Given exercise:
Exclude the pictures, then copy all remaining records exactly.
--- begin ---
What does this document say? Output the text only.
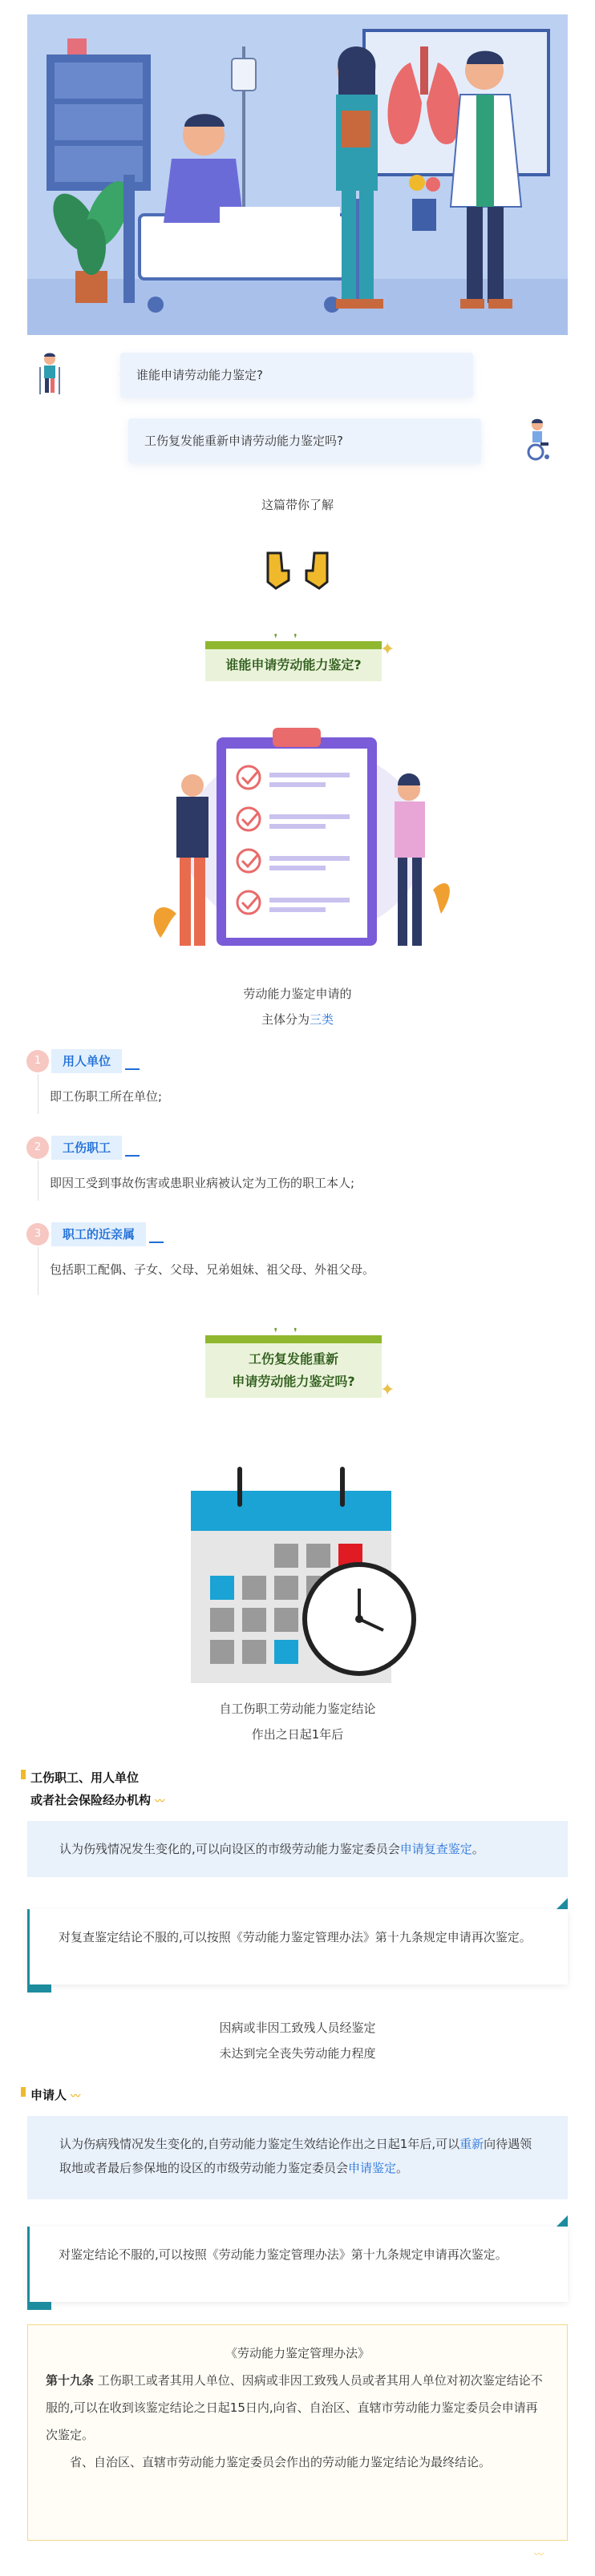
谁能申请劳动能力鉴定?
工伤复发能重新申请劳动能力鉴定吗?
这篇带你了解
❜❜
谁能申请劳动能力鉴定?
✦
劳动能力鉴定申请的
主体分为三类
1	用人单位
即工伤职工所在单位;
2	工伤职工
即因工受到事故伤害或患职业病被认定为工伤的职工本人;
3	职工的近亲属
包括职工配偶、子女、父母、兄弟姐妹、祖父母、外祖父母。
❜❜
工伤复发能重新
申请劳动能力鉴定吗?	✦
自工伤职工劳动能力鉴定结论
作出之日起1年后
工伤职工、用人单位
或者社会保险经办机构 〰
认为伤残情况发生变化的,可以向设区的市级劳动能力鉴定委员会申请复查鉴定。
对复查鉴定结论不服的,可以按照《劳动能力鉴定管理办法》第十九条规定申请再次鉴定。
因病或非因工致残人员经鉴定
未达到完全丧失劳动能力程度
申请人 〰
认为伤病残情况发生变化的,自劳动能力鉴定生效结论作出之日起1年后,可以重新向待遇领取地或者最后参保地的设区的市级劳动能力鉴定委员会申请鉴定。
对鉴定结论不服的,可以按照《劳动能力鉴定管理办法》第十九条规定申请再次鉴定。
《劳动能力鉴定管理办法》
第十九条 工伤职工或者其用人单位、因病或非因工致残人员或者其用人单位对初次鉴定结论不服的,可以在收到该鉴定结论之日起15日内,向省、自治区、直辖市劳动能力鉴定委员会申请再次鉴定。
省、自治区、直辖市劳动能力鉴定委员会作出的劳动能力鉴定结论为最终结论。
〰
--- end ---
Task response:
What does this document say? Output the text only.
谁能申请劳动能力鉴定?
工伤复发能重新申请劳动能力鉴定吗?
这篇带你了解
❜❜
谁能申请劳动能力鉴定?
✦
劳动能力鉴定申请的
主体分为三类
1	用人单位
即工伤职工所在单位;
2	工伤职工
即因工受到事故伤害或患职业病被认定为工伤的职工本人;
3	职工的近亲属
包括职工配偶、子女、父母、兄弟姐妹、祖父母、外祖父母。
❜❜
工伤复发能重新
申请劳动能力鉴定吗?	✦
自工伤职工劳动能力鉴定结论
作出之日起1年后
工伤职工、用人单位
或者社会保险经办机构 〰
认为伤残情况发生变化的,可以向设区的市级劳动能力鉴定委员会申请复查鉴定。
对复查鉴定结论不服的,可以按照《劳动能力鉴定管理办法》第十九条规定申请再次鉴定。
因病或非因工致残人员经鉴定
未达到完全丧失劳动能力程度
申请人 〰
认为伤病残情况发生变化的,自劳动能力鉴定生效结论作出之日起1年后,可以重新向待遇领取地或者最后参保地的设区的市级劳动能力鉴定委员会申请鉴定。
对鉴定结论不服的,可以按照《劳动能力鉴定管理办法》第十九条规定申请再次鉴定。
《劳动能力鉴定管理办法》
第十九条 工伤职工或者其用人单位、因病或非因工致残人员或者其用人单位对初次鉴定结论不服的,可以在收到该鉴定结论之日起15日内,向省、自治区、直辖市劳动能力鉴定委员会申请再次鉴定。
省、自治区、直辖市劳动能力鉴定委员会作出的劳动能力鉴定结论为最终结论。
〰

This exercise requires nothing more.